__STATED EXERCISE__
Every line of the records below should be restated exactly.

────────

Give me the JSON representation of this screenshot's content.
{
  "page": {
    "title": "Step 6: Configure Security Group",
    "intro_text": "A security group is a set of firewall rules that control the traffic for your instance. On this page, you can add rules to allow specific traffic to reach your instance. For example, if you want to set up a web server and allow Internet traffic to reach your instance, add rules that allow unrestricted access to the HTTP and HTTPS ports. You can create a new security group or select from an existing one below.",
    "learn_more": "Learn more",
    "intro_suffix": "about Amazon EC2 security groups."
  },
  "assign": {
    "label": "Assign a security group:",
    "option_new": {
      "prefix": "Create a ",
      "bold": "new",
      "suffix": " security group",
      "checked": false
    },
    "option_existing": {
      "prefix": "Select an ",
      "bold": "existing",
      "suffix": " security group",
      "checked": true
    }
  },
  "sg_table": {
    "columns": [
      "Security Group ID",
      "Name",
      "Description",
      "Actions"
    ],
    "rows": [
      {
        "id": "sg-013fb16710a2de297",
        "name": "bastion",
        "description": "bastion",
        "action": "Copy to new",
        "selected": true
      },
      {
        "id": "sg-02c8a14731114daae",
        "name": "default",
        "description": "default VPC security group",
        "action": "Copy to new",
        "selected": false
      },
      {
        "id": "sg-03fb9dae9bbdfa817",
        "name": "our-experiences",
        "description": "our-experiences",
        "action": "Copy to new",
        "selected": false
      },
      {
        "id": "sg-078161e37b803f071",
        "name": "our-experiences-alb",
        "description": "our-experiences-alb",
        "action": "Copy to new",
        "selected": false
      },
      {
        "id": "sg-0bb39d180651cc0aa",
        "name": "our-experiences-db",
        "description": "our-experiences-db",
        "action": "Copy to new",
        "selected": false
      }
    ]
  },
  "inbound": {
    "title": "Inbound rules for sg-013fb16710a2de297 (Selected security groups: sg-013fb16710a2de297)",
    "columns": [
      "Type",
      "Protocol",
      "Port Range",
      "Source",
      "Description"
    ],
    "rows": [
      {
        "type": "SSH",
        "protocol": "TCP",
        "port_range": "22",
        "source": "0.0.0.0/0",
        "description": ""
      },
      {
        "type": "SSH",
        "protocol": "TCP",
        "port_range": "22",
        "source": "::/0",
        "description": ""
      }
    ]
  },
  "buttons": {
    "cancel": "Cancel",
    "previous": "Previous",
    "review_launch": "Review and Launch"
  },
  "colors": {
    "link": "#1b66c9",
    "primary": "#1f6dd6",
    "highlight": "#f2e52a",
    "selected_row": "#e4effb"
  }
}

────────

__FULL OUTPUT__
Give me the JSON representation of this screenshot's content.
{
  "page": {
    "title": "Step 6: Configure Security Group",
    "intro_text": "A security group is a set of firewall rules that control the traffic for your instance. On this page, you can add rules to allow specific traffic to reach your instance. For example, if you want to set up a web server and allow Internet traffic to reach your instance, add rules that allow unrestricted access to the HTTP and HTTPS ports. You can create a new security group or select from an existing one below.",
    "learn_more": "Learn more",
    "intro_suffix": "about Amazon EC2 security groups."
  },
  "assign": {
    "label": "Assign a security group:",
    "option_new": {
      "prefix": "Create a ",
      "bold": "new",
      "suffix": " security group",
      "checked": false
    },
    "option_existing": {
      "prefix": "Select an ",
      "bold": "existing",
      "suffix": " security group",
      "checked": true
    }
  },
  "sg_table": {
    "columns": [
      "Security Group ID",
      "Name",
      "Description",
      "Actions"
    ],
    "rows": [
      {
        "id": "sg-013fb16710a2de297",
        "name": "bastion",
        "description": "bastion",
        "action": "Copy to new",
        "selected": true
      },
      {
        "id": "sg-02c8a14731114daae",
        "name": "default",
        "description": "default VPC security group",
        "action": "Copy to new",
        "selected": false
      },
      {
        "id": "sg-03fb9dae9bbdfa817",
        "name": "our-experiences",
        "description": "our-experiences",
        "action": "Copy to new",
        "selected": false
      },
      {
        "id": "sg-078161e37b803f071",
        "name": "our-experiences-alb",
        "description": "our-experiences-alb",
        "action": "Copy to new",
        "selected": false
      },
      {
        "id": "sg-0bb39d180651cc0aa",
        "name": "our-experiences-db",
        "description": "our-experiences-db",
        "action": "Copy to new",
        "selected": false
      }
    ]
  },
  "inbound": {
    "title": "Inbound rules for sg-013fb16710a2de297 (Selected security groups: sg-013fb16710a2de297)",
    "columns": [
      "Type",
      "Protocol",
      "Port Range",
      "Source",
      "Description"
    ],
    "rows": [
      {
        "type": "SSH",
        "protocol": "TCP",
        "port_range": "22",
        "source": "0.0.0.0/0",
        "description": ""
      },
      {
        "type": "SSH",
        "protocol": "TCP",
        "port_range": "22",
        "source": "::/0",
        "description": ""
      }
    ]
  },
  "buttons": {
    "cancel": "Cancel",
    "previous": "Previous",
    "review_launch": "Review and Launch"
  },
  "colors": {
    "link": "#1b66c9",
    "primary": "#1f6dd6",
    "highlight": "#f2e52a",
    "selected_row": "#e4effb"
  }
}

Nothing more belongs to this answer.